[Opening Data shown section]

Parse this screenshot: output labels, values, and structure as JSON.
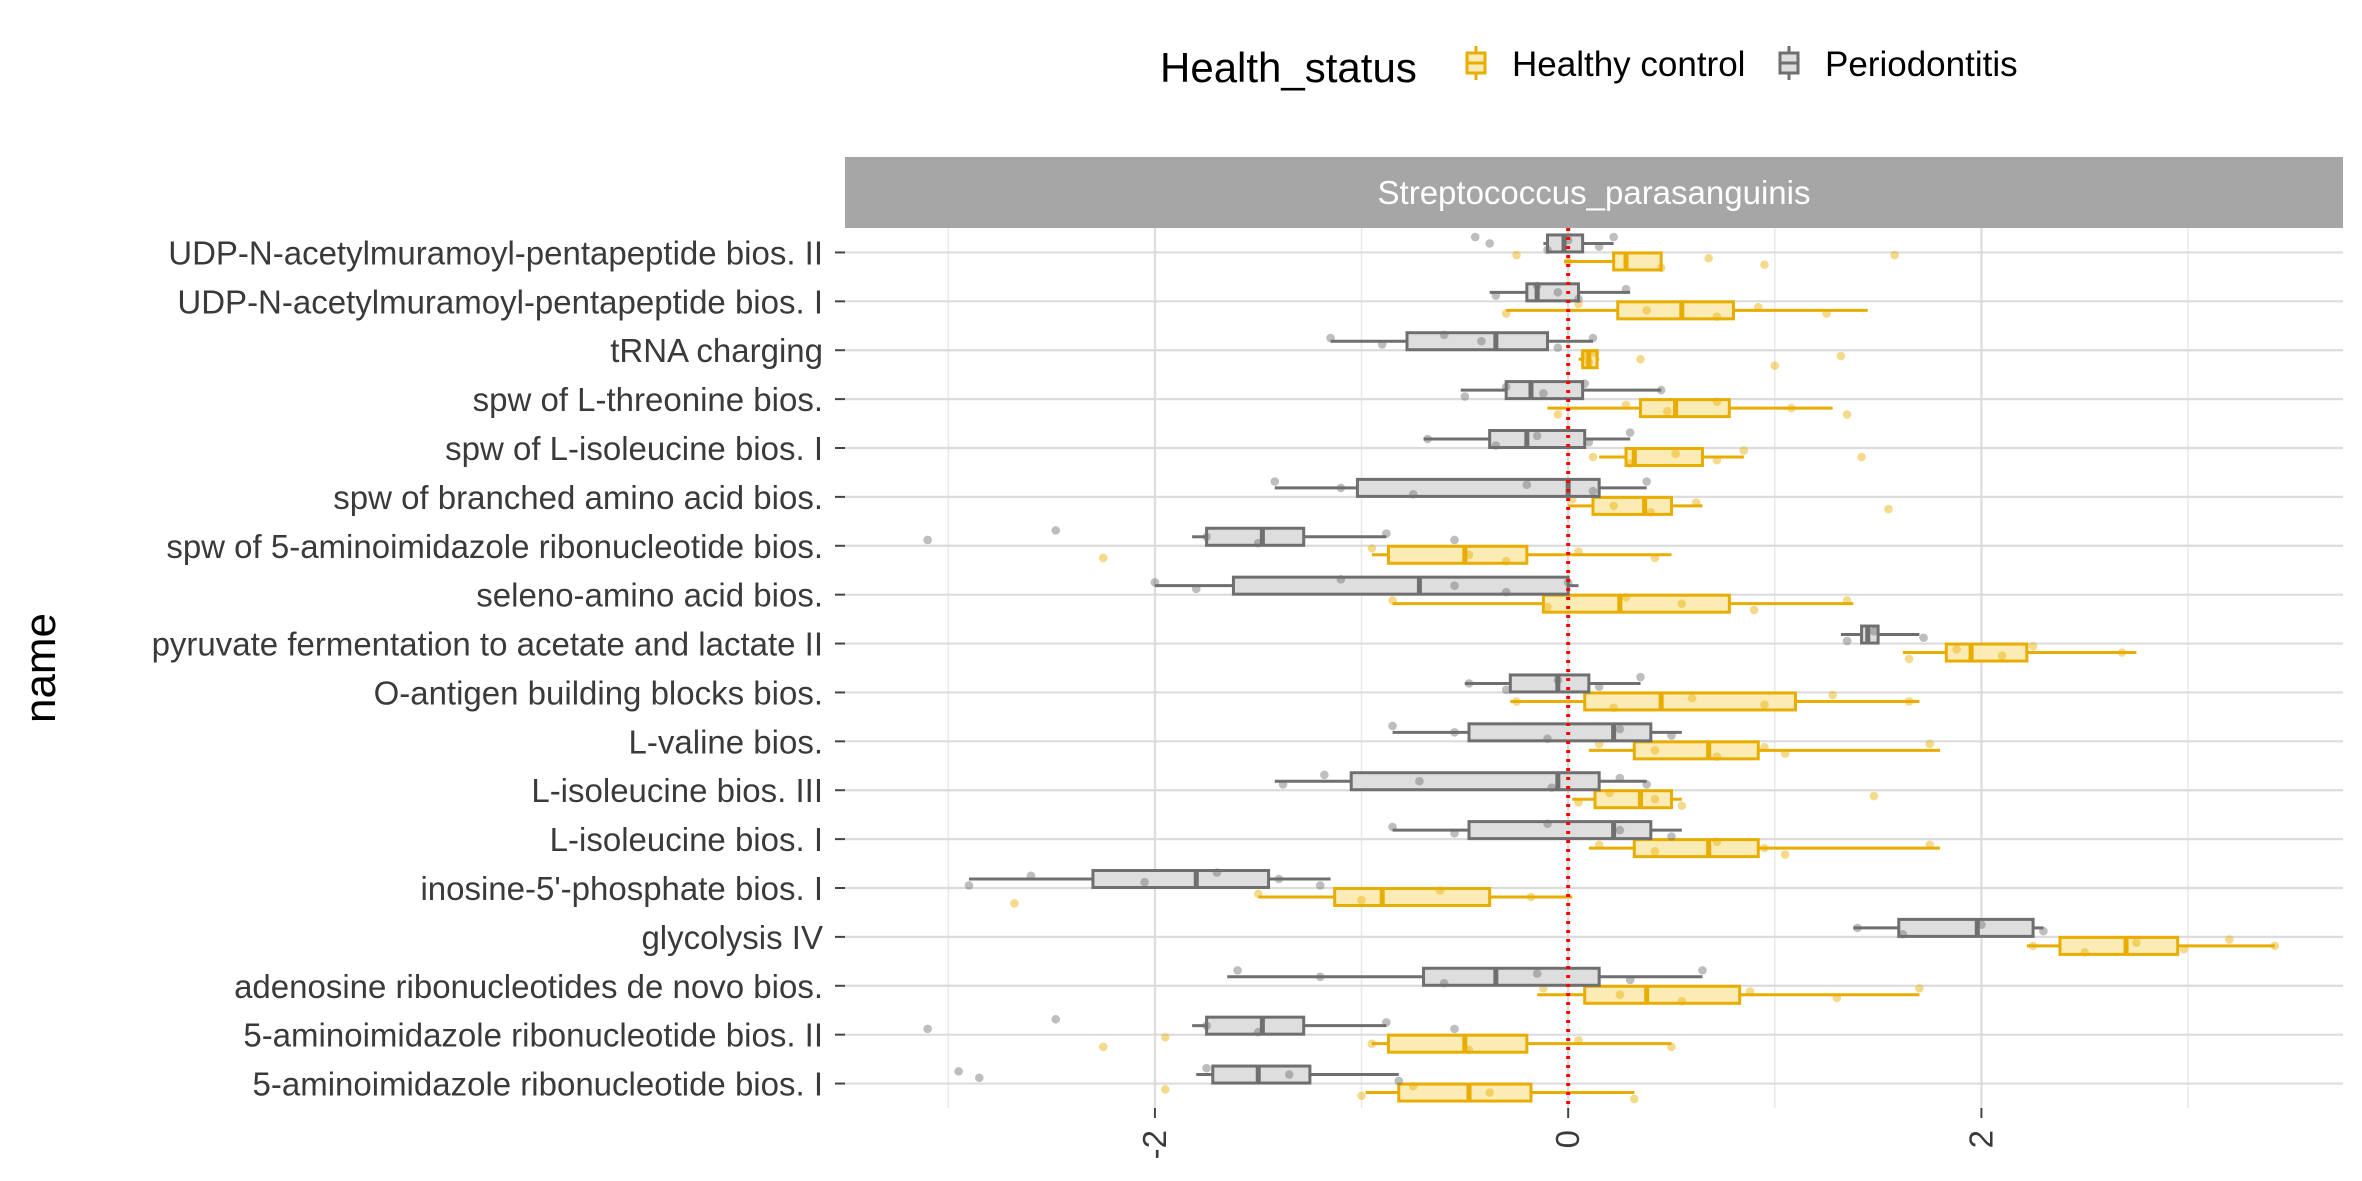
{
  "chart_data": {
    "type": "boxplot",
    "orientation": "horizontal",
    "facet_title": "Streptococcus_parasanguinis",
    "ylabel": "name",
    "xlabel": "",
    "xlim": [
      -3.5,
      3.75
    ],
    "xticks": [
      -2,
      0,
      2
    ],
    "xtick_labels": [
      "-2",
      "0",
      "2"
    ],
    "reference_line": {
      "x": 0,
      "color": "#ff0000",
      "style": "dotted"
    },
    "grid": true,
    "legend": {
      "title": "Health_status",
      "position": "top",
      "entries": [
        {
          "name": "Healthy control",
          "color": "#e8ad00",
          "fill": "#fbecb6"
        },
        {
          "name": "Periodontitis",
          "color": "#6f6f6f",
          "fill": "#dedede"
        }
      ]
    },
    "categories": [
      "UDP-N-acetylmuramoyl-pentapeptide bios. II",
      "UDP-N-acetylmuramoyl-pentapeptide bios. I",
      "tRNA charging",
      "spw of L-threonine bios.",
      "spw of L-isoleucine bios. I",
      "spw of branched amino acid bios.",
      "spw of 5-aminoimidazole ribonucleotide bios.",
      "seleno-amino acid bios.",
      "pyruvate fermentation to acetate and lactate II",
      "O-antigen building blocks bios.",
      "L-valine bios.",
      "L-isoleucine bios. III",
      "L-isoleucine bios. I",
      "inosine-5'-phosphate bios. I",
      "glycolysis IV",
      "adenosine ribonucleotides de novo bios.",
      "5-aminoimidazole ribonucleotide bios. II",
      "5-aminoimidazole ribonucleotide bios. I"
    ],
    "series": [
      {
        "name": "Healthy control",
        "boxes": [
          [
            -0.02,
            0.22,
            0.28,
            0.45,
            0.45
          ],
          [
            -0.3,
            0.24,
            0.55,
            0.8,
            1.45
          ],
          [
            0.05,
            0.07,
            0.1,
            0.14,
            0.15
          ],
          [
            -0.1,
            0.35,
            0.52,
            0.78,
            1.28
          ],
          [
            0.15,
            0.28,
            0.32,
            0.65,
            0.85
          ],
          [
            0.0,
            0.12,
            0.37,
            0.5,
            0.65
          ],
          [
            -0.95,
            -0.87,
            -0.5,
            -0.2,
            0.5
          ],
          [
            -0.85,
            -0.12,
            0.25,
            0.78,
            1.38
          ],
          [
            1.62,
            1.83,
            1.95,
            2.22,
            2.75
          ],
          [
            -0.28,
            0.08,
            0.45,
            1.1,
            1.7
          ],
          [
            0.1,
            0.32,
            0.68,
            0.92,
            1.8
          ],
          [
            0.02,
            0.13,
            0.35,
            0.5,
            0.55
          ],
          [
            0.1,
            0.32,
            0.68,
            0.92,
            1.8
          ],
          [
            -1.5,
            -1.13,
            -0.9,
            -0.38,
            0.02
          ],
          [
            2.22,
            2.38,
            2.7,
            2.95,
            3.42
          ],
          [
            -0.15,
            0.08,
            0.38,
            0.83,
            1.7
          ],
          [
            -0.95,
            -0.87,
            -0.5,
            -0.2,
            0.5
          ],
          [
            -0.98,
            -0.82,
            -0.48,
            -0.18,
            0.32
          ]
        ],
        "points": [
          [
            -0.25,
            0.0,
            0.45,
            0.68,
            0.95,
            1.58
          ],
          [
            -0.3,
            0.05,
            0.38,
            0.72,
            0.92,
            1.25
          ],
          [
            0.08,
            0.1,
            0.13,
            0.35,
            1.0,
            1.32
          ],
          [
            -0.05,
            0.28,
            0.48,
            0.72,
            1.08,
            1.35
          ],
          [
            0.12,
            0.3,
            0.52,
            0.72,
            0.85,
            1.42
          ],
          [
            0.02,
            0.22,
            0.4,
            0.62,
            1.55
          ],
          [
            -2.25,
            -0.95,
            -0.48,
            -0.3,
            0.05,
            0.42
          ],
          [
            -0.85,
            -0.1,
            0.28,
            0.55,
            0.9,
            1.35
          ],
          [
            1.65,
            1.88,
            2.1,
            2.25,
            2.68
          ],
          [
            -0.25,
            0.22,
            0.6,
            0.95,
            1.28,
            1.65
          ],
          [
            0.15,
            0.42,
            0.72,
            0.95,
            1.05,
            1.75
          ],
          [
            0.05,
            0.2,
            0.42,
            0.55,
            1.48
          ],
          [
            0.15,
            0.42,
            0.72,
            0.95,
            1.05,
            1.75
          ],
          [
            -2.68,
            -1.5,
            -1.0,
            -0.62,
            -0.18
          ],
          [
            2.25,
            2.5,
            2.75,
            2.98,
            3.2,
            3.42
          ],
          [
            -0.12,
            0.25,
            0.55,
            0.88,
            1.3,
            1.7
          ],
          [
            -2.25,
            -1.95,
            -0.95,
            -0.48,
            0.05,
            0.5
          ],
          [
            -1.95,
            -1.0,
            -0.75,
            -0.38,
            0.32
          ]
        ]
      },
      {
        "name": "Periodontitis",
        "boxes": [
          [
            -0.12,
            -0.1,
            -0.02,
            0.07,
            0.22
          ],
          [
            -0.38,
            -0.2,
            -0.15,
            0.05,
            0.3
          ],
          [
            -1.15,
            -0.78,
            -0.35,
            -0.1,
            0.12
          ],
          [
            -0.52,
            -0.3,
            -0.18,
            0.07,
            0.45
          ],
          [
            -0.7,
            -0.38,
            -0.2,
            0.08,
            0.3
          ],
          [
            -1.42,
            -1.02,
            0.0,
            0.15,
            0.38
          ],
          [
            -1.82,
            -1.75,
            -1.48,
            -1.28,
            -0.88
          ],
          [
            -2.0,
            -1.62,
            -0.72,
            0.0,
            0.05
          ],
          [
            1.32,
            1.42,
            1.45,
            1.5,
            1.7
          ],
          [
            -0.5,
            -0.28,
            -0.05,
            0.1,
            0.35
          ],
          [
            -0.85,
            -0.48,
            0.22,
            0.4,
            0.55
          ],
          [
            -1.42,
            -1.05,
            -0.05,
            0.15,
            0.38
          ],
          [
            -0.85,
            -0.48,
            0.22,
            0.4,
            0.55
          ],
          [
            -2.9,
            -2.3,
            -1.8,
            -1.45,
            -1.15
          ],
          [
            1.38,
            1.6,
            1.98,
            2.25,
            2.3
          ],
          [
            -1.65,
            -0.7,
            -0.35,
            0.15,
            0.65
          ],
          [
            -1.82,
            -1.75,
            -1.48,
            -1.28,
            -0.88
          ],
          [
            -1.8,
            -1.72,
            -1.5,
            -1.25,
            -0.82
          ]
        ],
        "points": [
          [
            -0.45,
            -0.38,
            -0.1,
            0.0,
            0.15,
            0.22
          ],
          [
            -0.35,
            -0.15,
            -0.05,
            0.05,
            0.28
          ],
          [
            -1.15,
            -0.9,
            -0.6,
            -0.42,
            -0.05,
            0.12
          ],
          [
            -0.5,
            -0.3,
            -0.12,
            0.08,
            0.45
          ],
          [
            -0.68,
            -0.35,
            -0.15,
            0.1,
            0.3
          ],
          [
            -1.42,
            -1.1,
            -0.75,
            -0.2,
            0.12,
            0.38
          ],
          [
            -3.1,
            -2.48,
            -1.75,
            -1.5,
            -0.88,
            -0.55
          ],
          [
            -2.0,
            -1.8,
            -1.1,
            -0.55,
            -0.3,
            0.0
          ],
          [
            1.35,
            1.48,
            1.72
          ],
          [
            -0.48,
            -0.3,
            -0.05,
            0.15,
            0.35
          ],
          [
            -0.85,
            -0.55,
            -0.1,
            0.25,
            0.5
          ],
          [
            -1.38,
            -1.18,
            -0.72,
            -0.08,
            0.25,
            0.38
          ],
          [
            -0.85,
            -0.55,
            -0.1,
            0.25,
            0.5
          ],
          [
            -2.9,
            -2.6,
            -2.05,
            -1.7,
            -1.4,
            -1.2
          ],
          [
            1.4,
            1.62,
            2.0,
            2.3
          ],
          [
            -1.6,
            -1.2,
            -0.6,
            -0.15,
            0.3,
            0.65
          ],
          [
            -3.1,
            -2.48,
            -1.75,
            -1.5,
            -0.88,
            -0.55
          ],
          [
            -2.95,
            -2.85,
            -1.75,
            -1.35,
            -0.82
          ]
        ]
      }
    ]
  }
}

[Closing Data shown section]

Required work |
Lines holding the word "color" in the entries above are the ones to pull out. Copy them all.

Response area |
      "color": "#ff0000",
          "color": "#e8ad00",
          "color": "#6f6f6f",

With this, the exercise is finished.